▸ **Problem requirements**: Without omitting anything, return the records precisely as given.

--- begin Material to process ---

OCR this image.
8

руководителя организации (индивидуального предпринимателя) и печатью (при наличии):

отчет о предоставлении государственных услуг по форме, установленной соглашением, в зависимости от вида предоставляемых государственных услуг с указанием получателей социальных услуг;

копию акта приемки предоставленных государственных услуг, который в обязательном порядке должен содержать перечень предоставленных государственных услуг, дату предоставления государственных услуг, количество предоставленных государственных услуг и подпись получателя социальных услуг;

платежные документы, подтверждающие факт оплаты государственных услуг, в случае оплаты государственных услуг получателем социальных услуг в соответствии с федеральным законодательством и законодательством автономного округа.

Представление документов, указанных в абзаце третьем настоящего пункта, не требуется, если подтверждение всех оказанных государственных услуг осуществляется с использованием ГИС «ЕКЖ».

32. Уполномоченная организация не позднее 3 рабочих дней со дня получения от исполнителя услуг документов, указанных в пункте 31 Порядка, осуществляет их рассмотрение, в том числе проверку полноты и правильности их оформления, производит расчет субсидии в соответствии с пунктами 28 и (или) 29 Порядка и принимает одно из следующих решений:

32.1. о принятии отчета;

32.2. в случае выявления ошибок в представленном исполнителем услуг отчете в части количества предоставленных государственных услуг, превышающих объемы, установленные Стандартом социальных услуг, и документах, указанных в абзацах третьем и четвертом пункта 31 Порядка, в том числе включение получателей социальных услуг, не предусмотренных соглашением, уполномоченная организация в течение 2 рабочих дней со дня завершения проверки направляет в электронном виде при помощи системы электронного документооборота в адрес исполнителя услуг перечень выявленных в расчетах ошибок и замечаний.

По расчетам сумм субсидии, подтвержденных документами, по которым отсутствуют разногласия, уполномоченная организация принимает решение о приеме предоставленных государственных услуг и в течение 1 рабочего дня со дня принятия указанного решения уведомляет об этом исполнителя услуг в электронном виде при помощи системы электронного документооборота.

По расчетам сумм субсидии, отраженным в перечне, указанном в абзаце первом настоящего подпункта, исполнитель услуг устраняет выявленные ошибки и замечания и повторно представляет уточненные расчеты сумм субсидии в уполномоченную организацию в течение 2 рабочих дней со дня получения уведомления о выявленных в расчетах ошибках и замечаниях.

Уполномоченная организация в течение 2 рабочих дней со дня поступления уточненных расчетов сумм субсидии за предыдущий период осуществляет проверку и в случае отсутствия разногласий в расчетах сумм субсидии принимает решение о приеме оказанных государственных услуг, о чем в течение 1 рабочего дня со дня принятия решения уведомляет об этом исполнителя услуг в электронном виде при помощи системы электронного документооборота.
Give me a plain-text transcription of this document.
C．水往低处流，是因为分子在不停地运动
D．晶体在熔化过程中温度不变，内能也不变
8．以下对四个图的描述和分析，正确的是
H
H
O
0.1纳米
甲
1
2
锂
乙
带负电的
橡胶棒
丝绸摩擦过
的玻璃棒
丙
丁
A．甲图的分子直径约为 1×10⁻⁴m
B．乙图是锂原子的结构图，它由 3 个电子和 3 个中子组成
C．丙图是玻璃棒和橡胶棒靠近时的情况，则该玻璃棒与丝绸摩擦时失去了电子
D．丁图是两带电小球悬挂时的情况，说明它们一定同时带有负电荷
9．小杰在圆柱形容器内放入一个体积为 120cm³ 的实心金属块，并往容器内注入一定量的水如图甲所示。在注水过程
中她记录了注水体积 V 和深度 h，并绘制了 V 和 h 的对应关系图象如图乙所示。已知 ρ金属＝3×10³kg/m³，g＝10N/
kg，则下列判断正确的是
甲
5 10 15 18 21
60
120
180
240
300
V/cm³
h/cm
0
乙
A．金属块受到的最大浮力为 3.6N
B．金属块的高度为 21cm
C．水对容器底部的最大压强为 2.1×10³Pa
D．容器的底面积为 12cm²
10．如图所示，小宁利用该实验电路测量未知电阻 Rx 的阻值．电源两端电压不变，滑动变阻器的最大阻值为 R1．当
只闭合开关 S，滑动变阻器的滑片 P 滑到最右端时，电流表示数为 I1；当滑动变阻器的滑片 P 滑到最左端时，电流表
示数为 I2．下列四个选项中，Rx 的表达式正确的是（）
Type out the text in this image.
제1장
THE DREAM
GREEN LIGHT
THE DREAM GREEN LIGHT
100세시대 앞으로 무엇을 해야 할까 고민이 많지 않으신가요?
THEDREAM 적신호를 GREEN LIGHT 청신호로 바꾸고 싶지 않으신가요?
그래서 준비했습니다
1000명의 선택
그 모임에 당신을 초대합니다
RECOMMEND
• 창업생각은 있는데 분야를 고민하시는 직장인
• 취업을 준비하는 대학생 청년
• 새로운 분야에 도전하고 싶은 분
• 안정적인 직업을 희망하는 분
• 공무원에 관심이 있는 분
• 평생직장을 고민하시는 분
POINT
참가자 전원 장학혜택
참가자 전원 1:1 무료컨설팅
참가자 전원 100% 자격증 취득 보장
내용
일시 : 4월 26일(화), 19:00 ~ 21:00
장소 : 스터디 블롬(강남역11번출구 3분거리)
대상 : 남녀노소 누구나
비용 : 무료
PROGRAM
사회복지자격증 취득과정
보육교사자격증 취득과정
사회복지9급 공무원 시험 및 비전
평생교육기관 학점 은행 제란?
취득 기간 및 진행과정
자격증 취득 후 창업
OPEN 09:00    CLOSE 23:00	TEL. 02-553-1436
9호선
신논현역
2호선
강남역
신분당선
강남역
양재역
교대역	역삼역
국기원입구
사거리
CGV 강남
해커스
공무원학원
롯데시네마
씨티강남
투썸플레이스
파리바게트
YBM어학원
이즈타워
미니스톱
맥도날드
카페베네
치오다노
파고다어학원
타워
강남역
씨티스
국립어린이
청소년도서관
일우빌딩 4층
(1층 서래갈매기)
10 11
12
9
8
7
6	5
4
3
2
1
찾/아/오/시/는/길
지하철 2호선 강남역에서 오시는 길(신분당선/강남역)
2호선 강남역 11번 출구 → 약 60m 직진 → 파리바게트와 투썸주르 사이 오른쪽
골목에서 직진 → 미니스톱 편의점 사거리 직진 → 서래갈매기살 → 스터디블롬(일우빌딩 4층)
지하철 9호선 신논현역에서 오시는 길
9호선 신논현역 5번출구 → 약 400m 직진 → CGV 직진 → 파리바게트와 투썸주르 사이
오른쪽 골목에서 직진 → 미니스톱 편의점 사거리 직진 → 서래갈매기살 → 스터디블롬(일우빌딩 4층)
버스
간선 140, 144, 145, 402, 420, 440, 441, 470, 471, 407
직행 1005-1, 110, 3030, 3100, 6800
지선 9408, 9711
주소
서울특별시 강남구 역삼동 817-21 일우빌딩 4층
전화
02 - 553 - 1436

--- end Material to process ---

▸ **Full response**:
OCR this image.
8

руководителя организации (индивидуального предпринимателя) и печатью (при наличии):

отчет о предоставлении государственных услуг по форме, установленной соглашением, в зависимости от вида предоставляемых государственных услуг с указанием получателей социальных услуг;

копию акта приемки предоставленных государственных услуг, который в обязательном порядке должен содержать перечень предоставленных государственных услуг, дату предоставления государственных услуг, количество предоставленных государственных услуг и подпись получателя социальных услуг;

платежные документы, подтверждающие факт оплаты государственных услуг, в случае оплаты государственных услуг получателем социальных услуг в соответствии с федеральным законодательством и законодательством автономного округа.

Представление документов, указанных в абзаце третьем настоящего пункта, не требуется, если подтверждение всех оказанных государственных услуг осуществляется с использованием ГИС «ЕКЖ».

32. Уполномоченная организация не позднее 3 рабочих дней со дня получения от исполнителя услуг документов, указанных в пункте 31 Порядка, осуществляет их рассмотрение, в том числе проверку полноты и правильности их оформления, производит расчет субсидии в соответствии с пунктами 28 и (или) 29 Порядка и принимает одно из следующих решений:

32.1. о принятии отчета;

32.2. в случае выявления ошибок в представленном исполнителем услуг отчете в части количества предоставленных государственных услуг, превышающих объемы, установленные Стандартом социальных услуг, и документах, указанных в абзацах третьем и четвертом пункта 31 Порядка, в том числе включение получателей социальных услуг, не предусмотренных соглашением, уполномоченная организация в течение 2 рабочих дней со дня завершения проверки направляет в электронном виде при помощи системы электронного документооборота в адрес исполнителя услуг перечень выявленных в расчетах ошибок и замечаний.

По расчетам сумм субсидии, подтвержденных документами, по которым отсутствуют разногласия, уполномоченная организация принимает решение о приеме предоставленных государственных услуг и в течение 1 рабочего дня со дня принятия указанного решения уведомляет об этом исполнителя услуг в электронном виде при помощи системы электронного документооборота.

По расчетам сумм субсидии, отраженным в перечне, указанном в абзаце первом настоящего подпункта, исполнитель услуг устраняет выявленные ошибки и замечания и повторно представляет уточненные расчеты сумм субсидии в уполномоченную организацию в течение 2 рабочих дней со дня получения уведомления о выявленных в расчетах ошибках и замечаниях.

Уполномоченная организация в течение 2 рабочих дней со дня поступления уточненных расчетов сумм субсидии за предыдущий период осуществляет проверку и в случае отсутствия разногласий в расчетах сумм субсидии принимает решение о приеме оказанных государственных услуг, о чем в течение 1 рабочего дня со дня принятия решения уведомляет об этом исполнителя услуг в электронном виде при помощи системы электронного документооборота.
Give me a plain-text transcription of this document.
C．水往低处流，是因为分子在不停地运动
D．晶体在熔化过程中温度不变，内能也不变
8．以下对四个图的描述和分析，正确的是
H
H
O
0.1纳米
甲
1
2
锂
乙
带负电的
橡胶棒
丝绸摩擦过
的玻璃棒
丙
丁
A．甲图的分子直径约为 1×10⁻⁴m
B．乙图是锂原子的结构图，它由 3 个电子和 3 个中子组成
C．丙图是玻璃棒和橡胶棒靠近时的情况，则该玻璃棒与丝绸摩擦时失去了电子
D．丁图是两带电小球悬挂时的情况，说明它们一定同时带有负电荷
9．小杰在圆柱形容器内放入一个体积为 120cm³ 的实心金属块，并往容器内注入一定量的水如图甲所示。在注水过程
中她记录了注水体积 V 和深度 h，并绘制了 V 和 h 的对应关系图象如图乙所示。已知 ρ金属＝3×10³kg/m³，g＝10N/
kg，则下列判断正确的是
甲
5 10 15 18 21
60
120
180
240
300
V/cm³
h/cm
0
乙
A．金属块受到的最大浮力为 3.6N
B．金属块的高度为 21cm
C．水对容器底部的最大压强为 2.1×10³Pa
D．容器的底面积为 12cm²
10．如图所示，小宁利用该实验电路测量未知电阻 Rx 的阻值．电源两端电压不变，滑动变阻器的最大阻值为 R1．当
只闭合开关 S，滑动变阻器的滑片 P 滑到最右端时，电流表示数为 I1；当滑动变阻器的滑片 P 滑到最左端时，电流表
示数为 I2．下列四个选项中，Rx 的表达式正确的是（）
Type out the text in this image.
제1장
THE DREAM
GREEN LIGHT
THE DREAM GREEN LIGHT
100세시대 앞으로 무엇을 해야 할까 고민이 많지 않으신가요?
THEDREAM 적신호를 GREEN LIGHT 청신호로 바꾸고 싶지 않으신가요?
그래서 준비했습니다
1000명의 선택
그 모임에 당신을 초대합니다
RECOMMEND
• 창업생각은 있는데 분야를 고민하시는 직장인
• 취업을 준비하는 대학생 청년
• 새로운 분야에 도전하고 싶은 분
• 안정적인 직업을 희망하는 분
• 공무원에 관심이 있는 분
• 평생직장을 고민하시는 분
POINT
참가자 전원 장학혜택
참가자 전원 1:1 무료컨설팅
참가자 전원 100% 자격증 취득 보장
내용
일시 : 4월 26일(화), 19:00 ~ 21:00
장소 : 스터디 블롬(강남역11번출구 3분거리)
대상 : 남녀노소 누구나
비용 : 무료
PROGRAM
사회복지자격증 취득과정
보육교사자격증 취득과정
사회복지9급 공무원 시험 및 비전
평생교육기관 학점 은행 제란?
취득 기간 및 진행과정
자격증 취득 후 창업
OPEN 09:00    CLOSE 23:00	TEL. 02-553-1436
9호선
신논현역
2호선
강남역
신분당선
강남역
양재역
교대역	역삼역
국기원입구
사거리
CGV 강남
해커스
공무원학원
롯데시네마
씨티강남
투썸플레이스
파리바게트
YBM어학원
이즈타워
미니스톱
맥도날드
카페베네
치오다노
파고다어학원
타워
강남역
씨티스
국립어린이
청소년도서관
일우빌딩 4층
(1층 서래갈매기)
10 11
12
9
8
7
6	5
4
3
2
1
찾/아/오/시/는/길
지하철 2호선 강남역에서 오시는 길(신분당선/강남역)
2호선 강남역 11번 출구 → 약 60m 직진 → 파리바게트와 투썸주르 사이 오른쪽
골목에서 직진 → 미니스톱 편의점 사거리 직진 → 서래갈매기살 → 스터디블롬(일우빌딩 4층)
지하철 9호선 신논현역에서 오시는 길
9호선 신논현역 5번출구 → 약 400m 직진 → CGV 직진 → 파리바게트와 투썸주르 사이
오른쪽 골목에서 직진 → 미니스톱 편의점 사거리 직진 → 서래갈매기살 → 스터디블롬(일우빌딩 4층)
버스
간선 140, 144, 145, 402, 420, 440, 441, 470, 471, 407
직행 1005-1, 110, 3030, 3100, 6800
지선 9408, 9711
주소
서울특별시 강남구 역삼동 817-21 일우빌딩 4층
전화
02 - 553 - 1436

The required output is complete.